§ THE PROBLEM
Leave the pictures out and transcribe every record exactly.

§ RECORDS SUPPLIED
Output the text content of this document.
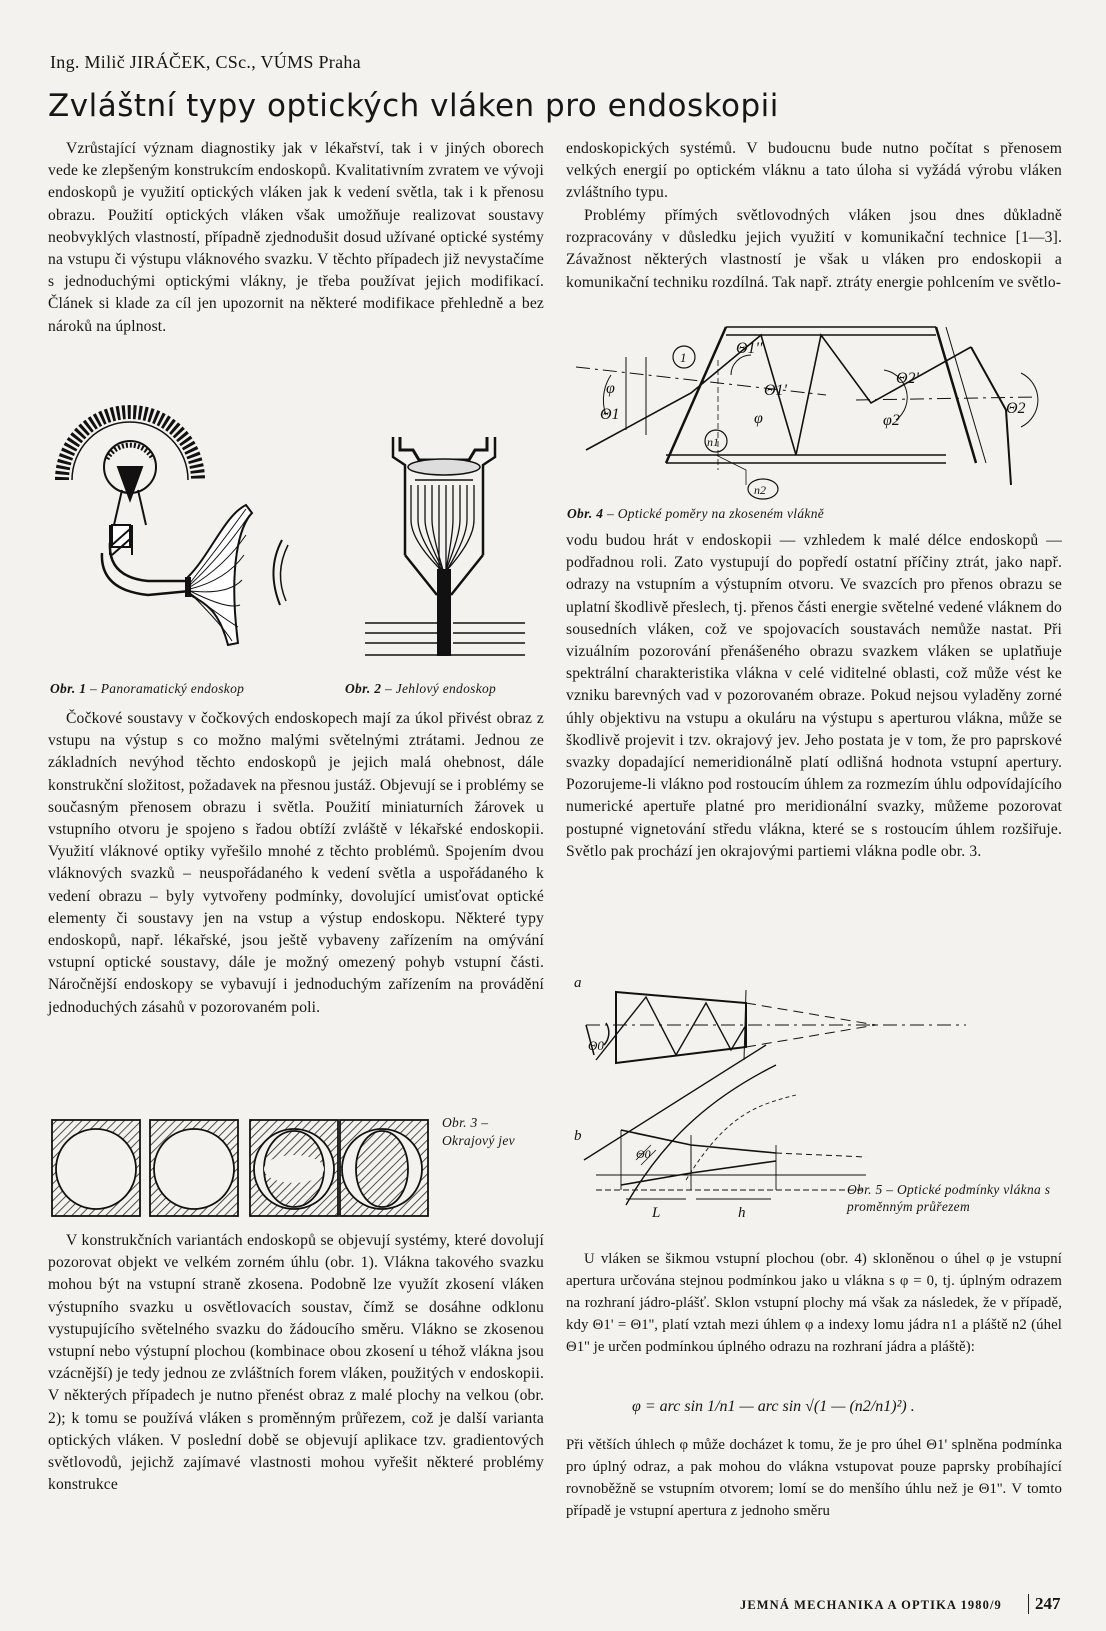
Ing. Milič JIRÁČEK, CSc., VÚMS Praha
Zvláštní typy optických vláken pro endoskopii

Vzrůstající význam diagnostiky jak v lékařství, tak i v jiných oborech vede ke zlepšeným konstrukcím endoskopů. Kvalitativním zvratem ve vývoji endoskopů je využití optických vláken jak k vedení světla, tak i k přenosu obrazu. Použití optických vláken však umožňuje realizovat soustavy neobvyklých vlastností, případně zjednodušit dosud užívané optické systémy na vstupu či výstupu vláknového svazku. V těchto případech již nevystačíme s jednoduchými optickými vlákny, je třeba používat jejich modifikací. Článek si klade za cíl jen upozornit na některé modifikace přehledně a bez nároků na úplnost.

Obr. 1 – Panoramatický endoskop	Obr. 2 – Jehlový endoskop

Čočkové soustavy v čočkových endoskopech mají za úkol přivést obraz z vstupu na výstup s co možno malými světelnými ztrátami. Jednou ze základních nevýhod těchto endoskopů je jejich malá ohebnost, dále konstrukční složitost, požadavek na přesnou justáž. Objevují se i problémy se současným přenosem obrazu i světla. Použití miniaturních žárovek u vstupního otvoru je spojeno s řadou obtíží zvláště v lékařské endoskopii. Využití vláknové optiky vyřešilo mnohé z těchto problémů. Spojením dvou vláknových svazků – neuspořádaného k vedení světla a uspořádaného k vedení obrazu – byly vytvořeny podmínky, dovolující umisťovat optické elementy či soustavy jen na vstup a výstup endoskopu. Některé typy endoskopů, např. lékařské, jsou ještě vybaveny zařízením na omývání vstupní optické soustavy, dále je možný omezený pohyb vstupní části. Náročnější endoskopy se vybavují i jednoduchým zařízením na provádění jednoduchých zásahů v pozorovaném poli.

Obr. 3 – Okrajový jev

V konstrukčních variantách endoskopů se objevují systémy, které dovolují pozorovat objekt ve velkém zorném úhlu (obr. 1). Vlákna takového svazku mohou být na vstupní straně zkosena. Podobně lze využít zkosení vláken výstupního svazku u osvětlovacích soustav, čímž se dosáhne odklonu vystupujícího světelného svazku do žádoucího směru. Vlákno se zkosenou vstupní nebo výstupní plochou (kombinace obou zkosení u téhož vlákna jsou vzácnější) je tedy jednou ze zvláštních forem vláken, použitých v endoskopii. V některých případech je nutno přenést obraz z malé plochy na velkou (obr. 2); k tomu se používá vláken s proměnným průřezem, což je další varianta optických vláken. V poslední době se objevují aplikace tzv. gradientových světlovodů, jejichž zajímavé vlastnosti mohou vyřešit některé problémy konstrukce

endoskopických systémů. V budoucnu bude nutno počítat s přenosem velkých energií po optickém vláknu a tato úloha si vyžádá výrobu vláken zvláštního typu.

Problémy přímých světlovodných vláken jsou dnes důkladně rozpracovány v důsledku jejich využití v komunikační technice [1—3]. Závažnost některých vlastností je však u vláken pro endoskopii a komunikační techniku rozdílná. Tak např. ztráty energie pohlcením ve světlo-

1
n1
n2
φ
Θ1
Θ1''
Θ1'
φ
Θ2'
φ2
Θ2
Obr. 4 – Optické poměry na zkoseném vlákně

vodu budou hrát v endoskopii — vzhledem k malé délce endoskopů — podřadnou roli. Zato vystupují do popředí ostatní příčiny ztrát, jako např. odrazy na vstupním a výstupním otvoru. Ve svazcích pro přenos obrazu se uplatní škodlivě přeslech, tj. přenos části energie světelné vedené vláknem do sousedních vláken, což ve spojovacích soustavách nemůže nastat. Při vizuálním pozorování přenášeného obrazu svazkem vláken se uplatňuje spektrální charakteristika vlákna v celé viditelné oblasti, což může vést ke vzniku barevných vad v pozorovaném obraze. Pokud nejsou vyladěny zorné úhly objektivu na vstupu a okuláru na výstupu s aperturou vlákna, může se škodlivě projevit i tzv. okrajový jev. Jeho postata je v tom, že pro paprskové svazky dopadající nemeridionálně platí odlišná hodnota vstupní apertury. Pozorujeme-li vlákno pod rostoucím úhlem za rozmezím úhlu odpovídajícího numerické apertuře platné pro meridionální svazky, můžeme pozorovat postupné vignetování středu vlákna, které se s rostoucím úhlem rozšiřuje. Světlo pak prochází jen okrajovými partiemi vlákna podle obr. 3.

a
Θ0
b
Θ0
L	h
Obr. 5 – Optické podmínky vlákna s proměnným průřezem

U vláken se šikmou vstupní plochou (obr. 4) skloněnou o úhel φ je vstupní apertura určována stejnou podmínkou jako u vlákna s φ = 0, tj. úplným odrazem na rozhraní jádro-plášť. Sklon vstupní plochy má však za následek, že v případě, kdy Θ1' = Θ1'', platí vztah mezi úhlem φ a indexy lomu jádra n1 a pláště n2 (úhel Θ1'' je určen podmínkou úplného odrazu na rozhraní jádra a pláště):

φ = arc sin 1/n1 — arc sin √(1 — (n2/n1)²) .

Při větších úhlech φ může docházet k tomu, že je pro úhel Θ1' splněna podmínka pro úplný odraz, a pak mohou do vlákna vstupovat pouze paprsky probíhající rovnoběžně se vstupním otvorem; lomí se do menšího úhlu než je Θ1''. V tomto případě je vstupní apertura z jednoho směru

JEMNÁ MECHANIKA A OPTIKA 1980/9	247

§ RESULT FOR THIS TASK
Output the text content of this document.
Ing. Milič JIRÁČEK, CSc., VÚMS Praha
Zvláštní typy optických vláken pro endoskopii

Vzrůstající význam diagnostiky jak v lékařství, tak i v jiných oborech vede ke zlepšeným konstrukcím endoskopů. Kvalitativním zvratem ve vývoji endoskopů je využití optických vláken jak k vedení světla, tak i k přenosu obrazu. Použití optických vláken však umožňuje realizovat soustavy neobvyklých vlastností, případně zjednodušit dosud užívané optické systémy na vstupu či výstupu vláknového svazku. V těchto případech již nevystačíme s jednoduchými optickými vlákny, je třeba používat jejich modifikací. Článek si klade za cíl jen upozornit na některé modifikace přehledně a bez nároků na úplnost.

Obr. 1 – Panoramatický endoskop	Obr. 2 – Jehlový endoskop

Čočkové soustavy v čočkových endoskopech mají za úkol přivést obraz z vstupu na výstup s co možno malými světelnými ztrátami. Jednou ze základních nevýhod těchto endoskopů je jejich malá ohebnost, dále konstrukční složitost, požadavek na přesnou justáž. Objevují se i problémy se současným přenosem obrazu i světla. Použití miniaturních žárovek u vstupního otvoru je spojeno s řadou obtíží zvláště v lékařské endoskopii. Využití vláknové optiky vyřešilo mnohé z těchto problémů. Spojením dvou vláknových svazků – neuspořádaného k vedení světla a uspořádaného k vedení obrazu – byly vytvořeny podmínky, dovolující umisťovat optické elementy či soustavy jen na vstup a výstup endoskopu. Některé typy endoskopů, např. lékařské, jsou ještě vybaveny zařízením na omývání vstupní optické soustavy, dále je možný omezený pohyb vstupní části. Náročnější endoskopy se vybavují i jednoduchým zařízením na provádění jednoduchých zásahů v pozorovaném poli.

Obr. 3 – Okrajový jev

V konstrukčních variantách endoskopů se objevují systémy, které dovolují pozorovat objekt ve velkém zorném úhlu (obr. 1). Vlákna takového svazku mohou být na vstupní straně zkosena. Podobně lze využít zkosení vláken výstupního svazku u osvětlovacích soustav, čímž se dosáhne odklonu vystupujícího světelného svazku do žádoucího směru. Vlákno se zkosenou vstupní nebo výstupní plochou (kombinace obou zkosení u téhož vlákna jsou vzácnější) je tedy jednou ze zvláštních forem vláken, použitých v endoskopii. V některých případech je nutno přenést obraz z malé plochy na velkou (obr. 2); k tomu se používá vláken s proměnným průřezem, což je další varianta optických vláken. V poslední době se objevují aplikace tzv. gradientových světlovodů, jejichž zajímavé vlastnosti mohou vyřešit některé problémy konstrukce

endoskopických systémů. V budoucnu bude nutno počítat s přenosem velkých energií po optickém vláknu a tato úloha si vyžádá výrobu vláken zvláštního typu.

Problémy přímých světlovodných vláken jsou dnes důkladně rozpracovány v důsledku jejich využití v komunikační technice [1—3]. Závažnost některých vlastností je však u vláken pro endoskopii a komunikační techniku rozdílná. Tak např. ztráty energie pohlcením ve světlo-

1
n1
n2
φ
Θ1
Θ1''
Θ1'
φ
Θ2'
φ2
Θ2
Obr. 4 – Optické poměry na zkoseném vlákně

vodu budou hrát v endoskopii — vzhledem k malé délce endoskopů — podřadnou roli. Zato vystupují do popředí ostatní příčiny ztrát, jako např. odrazy na vstupním a výstupním otvoru. Ve svazcích pro přenos obrazu se uplatní škodlivě přeslech, tj. přenos části energie světelné vedené vláknem do sousedních vláken, což ve spojovacích soustavách nemůže nastat. Při vizuálním pozorování přenášeného obrazu svazkem vláken se uplatňuje spektrální charakteristika vlákna v celé viditelné oblasti, což může vést ke vzniku barevných vad v pozorovaném obraze. Pokud nejsou vyladěny zorné úhly objektivu na vstupu a okuláru na výstupu s aperturou vlákna, může se škodlivě projevit i tzv. okrajový jev. Jeho postata je v tom, že pro paprskové svazky dopadající nemeridionálně platí odlišná hodnota vstupní apertury. Pozorujeme-li vlákno pod rostoucím úhlem za rozmezím úhlu odpovídajícího numerické apertuře platné pro meridionální svazky, můžeme pozorovat postupné vignetování středu vlákna, které se s rostoucím úhlem rozšiřuje. Světlo pak prochází jen okrajovými partiemi vlákna podle obr. 3.

a
Θ0
b
Θ0
L	h
Obr. 5 – Optické podmínky vlákna s proměnným průřezem

U vláken se šikmou vstupní plochou (obr. 4) skloněnou o úhel φ je vstupní apertura určována stejnou podmínkou jako u vlákna s φ = 0, tj. úplným odrazem na rozhraní jádro-plášť. Sklon vstupní plochy má však za následek, že v případě, kdy Θ1' = Θ1'', platí vztah mezi úhlem φ a indexy lomu jádra n1 a pláště n2 (úhel Θ1'' je určen podmínkou úplného odrazu na rozhraní jádra a pláště):

φ = arc sin 1/n1 — arc sin √(1 — (n2/n1)²) .

Při větších úhlech φ může docházet k tomu, že je pro úhel Θ1' splněna podmínka pro úplný odraz, a pak mohou do vlákna vstupovat pouze paprsky probíhající rovnoběžně se vstupním otvorem; lomí se do menšího úhlu než je Θ1''. V tomto případě je vstupní apertura z jednoho směru

JEMNÁ MECHANIKA A OPTIKA 1980/9	247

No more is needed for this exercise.